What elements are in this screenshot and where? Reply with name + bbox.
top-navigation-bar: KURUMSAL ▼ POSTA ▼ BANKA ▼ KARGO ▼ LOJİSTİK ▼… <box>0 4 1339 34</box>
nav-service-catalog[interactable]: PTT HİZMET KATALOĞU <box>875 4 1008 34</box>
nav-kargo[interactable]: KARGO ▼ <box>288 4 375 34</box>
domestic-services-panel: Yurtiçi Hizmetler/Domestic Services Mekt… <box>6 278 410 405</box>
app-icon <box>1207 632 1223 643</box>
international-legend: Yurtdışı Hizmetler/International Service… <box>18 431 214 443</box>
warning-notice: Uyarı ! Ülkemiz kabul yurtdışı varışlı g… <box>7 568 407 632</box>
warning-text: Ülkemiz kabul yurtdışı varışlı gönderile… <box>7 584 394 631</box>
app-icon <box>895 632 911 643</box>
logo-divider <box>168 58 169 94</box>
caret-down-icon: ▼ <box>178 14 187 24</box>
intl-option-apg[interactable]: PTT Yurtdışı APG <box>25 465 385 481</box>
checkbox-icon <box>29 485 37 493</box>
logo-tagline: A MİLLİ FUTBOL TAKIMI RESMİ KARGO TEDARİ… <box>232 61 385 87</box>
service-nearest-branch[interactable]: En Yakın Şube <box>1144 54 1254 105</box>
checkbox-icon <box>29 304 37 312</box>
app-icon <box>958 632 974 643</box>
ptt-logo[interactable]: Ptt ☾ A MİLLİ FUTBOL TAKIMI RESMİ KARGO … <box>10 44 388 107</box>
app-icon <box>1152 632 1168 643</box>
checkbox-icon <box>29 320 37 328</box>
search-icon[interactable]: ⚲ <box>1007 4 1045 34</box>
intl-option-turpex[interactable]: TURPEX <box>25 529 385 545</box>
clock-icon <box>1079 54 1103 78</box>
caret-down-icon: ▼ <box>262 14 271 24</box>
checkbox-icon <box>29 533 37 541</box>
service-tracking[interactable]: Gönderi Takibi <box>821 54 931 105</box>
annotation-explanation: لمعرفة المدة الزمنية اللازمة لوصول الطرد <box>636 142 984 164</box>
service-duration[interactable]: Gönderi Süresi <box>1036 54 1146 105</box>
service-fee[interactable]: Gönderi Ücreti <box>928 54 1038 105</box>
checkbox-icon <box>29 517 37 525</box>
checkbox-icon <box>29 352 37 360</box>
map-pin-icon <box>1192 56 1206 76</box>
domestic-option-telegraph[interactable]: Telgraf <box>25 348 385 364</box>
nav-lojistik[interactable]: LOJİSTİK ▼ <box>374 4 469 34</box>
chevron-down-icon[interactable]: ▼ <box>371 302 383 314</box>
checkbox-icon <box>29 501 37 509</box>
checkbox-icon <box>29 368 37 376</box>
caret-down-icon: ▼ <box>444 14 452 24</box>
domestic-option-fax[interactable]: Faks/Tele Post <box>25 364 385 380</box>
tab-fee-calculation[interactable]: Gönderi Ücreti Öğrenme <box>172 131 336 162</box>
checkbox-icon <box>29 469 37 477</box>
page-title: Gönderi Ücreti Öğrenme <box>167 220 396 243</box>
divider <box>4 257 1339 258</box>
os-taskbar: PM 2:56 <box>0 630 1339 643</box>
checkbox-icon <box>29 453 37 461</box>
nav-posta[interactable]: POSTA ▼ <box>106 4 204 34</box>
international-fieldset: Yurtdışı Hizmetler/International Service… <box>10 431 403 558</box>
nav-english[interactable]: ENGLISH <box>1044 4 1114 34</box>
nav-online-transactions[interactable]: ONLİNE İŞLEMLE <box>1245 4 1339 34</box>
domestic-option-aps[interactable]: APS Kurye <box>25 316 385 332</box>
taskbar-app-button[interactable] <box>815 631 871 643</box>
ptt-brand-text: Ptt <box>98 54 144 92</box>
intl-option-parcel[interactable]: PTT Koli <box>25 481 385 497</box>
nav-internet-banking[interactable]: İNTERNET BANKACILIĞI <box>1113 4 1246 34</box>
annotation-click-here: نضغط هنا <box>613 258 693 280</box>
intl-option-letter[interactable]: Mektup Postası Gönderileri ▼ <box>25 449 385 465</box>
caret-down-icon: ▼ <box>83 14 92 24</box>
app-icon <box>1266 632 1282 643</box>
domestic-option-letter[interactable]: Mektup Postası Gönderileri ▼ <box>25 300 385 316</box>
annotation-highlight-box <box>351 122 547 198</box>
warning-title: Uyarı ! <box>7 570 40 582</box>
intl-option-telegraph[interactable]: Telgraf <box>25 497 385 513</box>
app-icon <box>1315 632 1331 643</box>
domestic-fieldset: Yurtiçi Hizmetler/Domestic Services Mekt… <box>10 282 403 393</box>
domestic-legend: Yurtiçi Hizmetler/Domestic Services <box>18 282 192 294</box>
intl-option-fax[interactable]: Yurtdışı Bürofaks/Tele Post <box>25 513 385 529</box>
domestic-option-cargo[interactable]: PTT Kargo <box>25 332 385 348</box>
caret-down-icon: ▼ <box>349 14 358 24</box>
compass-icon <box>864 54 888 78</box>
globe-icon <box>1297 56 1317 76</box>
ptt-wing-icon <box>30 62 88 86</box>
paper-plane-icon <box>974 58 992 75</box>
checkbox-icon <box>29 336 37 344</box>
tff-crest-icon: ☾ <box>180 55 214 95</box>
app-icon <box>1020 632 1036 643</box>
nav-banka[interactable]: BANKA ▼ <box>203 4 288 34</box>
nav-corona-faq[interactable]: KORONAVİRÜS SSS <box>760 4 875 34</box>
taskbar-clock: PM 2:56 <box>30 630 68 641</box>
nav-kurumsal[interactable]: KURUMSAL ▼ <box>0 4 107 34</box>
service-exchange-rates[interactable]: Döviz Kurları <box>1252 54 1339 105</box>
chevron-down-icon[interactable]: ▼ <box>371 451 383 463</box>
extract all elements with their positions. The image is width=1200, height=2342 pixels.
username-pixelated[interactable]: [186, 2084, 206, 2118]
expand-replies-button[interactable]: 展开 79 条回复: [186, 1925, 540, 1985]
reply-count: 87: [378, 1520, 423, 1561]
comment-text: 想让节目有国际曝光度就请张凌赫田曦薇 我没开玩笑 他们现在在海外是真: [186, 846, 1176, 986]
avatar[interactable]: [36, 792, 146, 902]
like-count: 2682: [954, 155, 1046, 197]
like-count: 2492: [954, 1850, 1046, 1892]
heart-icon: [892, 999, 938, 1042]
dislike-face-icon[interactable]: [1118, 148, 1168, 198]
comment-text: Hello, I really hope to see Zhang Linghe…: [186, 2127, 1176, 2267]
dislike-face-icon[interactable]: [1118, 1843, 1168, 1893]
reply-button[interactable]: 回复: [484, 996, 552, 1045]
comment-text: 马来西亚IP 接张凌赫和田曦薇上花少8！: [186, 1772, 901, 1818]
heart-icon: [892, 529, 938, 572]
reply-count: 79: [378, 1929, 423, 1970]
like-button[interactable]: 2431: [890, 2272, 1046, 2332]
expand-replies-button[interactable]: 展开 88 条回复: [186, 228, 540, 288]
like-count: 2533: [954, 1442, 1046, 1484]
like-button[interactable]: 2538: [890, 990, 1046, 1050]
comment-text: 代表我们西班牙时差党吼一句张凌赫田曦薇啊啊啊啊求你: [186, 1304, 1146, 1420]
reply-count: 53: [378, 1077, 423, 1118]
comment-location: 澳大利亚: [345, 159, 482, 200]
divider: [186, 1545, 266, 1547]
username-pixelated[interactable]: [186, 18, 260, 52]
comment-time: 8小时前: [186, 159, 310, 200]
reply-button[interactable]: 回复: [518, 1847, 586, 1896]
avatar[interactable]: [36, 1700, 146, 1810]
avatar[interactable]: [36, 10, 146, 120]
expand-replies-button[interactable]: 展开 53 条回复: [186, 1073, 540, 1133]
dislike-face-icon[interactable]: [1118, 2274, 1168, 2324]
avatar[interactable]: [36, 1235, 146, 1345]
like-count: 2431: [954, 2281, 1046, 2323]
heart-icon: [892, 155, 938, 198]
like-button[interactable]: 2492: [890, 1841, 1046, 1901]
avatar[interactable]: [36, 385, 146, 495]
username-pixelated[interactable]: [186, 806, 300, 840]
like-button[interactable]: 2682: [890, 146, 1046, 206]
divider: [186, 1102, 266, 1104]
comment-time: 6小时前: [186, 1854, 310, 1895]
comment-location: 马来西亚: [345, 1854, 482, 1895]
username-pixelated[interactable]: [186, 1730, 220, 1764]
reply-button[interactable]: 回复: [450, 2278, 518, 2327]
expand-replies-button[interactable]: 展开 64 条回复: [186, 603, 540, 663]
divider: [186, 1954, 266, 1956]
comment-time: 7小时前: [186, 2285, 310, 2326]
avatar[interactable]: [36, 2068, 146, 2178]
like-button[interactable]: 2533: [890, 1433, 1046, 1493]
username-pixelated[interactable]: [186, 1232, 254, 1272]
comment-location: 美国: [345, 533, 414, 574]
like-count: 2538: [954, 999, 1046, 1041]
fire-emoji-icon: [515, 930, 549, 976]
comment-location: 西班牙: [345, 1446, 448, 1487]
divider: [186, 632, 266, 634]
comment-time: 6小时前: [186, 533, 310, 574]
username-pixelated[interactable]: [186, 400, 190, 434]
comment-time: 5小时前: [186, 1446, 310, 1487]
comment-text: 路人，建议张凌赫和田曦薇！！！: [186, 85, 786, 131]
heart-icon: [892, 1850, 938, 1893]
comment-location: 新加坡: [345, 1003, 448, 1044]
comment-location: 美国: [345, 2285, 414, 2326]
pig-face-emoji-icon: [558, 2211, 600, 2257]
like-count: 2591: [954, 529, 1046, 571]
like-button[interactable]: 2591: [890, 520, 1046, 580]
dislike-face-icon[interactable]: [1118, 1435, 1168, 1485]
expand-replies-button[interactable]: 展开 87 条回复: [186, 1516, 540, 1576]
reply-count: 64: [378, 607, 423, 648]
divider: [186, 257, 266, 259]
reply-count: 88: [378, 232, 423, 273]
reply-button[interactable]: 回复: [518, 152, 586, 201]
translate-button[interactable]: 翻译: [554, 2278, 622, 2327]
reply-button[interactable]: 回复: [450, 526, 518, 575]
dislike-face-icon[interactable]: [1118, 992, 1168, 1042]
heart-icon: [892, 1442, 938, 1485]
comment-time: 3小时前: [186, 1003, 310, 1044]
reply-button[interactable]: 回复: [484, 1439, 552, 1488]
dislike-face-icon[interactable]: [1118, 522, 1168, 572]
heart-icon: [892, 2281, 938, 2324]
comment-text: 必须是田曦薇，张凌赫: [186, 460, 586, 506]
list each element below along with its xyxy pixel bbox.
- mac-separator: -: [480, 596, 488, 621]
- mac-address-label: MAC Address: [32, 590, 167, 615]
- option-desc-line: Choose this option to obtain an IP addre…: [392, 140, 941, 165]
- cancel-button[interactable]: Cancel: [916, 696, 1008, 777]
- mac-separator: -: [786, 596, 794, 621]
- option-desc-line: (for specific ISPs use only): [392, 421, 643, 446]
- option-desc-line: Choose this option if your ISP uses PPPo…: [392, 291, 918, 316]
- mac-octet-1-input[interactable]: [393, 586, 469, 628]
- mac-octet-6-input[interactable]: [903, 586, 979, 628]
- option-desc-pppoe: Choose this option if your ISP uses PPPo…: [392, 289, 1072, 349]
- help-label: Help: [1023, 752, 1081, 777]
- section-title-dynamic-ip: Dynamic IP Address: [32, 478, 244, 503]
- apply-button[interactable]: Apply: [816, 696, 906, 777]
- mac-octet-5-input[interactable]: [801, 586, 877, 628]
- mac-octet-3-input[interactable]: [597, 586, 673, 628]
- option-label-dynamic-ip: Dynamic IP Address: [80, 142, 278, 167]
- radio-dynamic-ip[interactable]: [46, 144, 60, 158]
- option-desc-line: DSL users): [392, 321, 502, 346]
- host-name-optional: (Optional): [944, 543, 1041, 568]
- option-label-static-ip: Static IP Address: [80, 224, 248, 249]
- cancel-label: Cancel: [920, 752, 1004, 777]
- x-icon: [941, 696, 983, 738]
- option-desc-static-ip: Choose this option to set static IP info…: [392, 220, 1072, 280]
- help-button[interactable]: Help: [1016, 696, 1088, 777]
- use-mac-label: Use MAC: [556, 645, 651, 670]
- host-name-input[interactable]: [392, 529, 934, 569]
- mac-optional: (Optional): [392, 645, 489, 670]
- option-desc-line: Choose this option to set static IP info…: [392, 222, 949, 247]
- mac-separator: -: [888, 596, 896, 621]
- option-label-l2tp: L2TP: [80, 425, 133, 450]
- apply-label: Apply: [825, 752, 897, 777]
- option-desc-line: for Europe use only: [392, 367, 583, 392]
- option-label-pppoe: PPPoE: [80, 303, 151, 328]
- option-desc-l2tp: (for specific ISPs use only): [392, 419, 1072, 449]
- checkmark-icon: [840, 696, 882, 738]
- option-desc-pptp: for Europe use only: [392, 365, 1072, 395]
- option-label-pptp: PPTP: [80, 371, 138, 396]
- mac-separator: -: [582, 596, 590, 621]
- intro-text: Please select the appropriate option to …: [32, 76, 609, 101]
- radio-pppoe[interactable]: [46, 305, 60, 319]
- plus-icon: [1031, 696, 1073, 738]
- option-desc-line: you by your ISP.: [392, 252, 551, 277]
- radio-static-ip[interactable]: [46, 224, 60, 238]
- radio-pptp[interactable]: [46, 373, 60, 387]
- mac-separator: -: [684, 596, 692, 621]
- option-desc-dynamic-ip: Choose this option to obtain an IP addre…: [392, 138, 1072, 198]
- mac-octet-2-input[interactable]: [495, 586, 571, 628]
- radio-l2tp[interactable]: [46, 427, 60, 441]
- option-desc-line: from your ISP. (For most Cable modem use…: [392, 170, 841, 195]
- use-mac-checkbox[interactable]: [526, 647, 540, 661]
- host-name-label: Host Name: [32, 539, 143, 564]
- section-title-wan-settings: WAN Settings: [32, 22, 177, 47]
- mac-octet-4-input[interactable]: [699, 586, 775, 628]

- - -

Set exercise: Retype the entries from their very first line through the line that contains "international-legend: Yurtdışı Hizmetler/International", copying every character without change.

Response:
What elements are in this screenshot and where? Reply with name + bbox.
top-navigation-bar: KURUMSAL ▼ POSTA ▼ BANKA ▼ KARGO ▼ LOJİSTİK ▼… <box>0 4 1339 34</box>
nav-service-catalog[interactable]: PTT HİZMET KATALOĞU <box>875 4 1008 34</box>
nav-kargo[interactable]: KARGO ▼ <box>288 4 375 34</box>
domestic-services-panel: Yurtiçi Hizmetler/Domestic Services Mekt… <box>6 278 410 405</box>
app-icon <box>1207 632 1223 643</box>
international-legend: Yurtdışı Hizmetler/International Service… <box>18 431 214 443</box>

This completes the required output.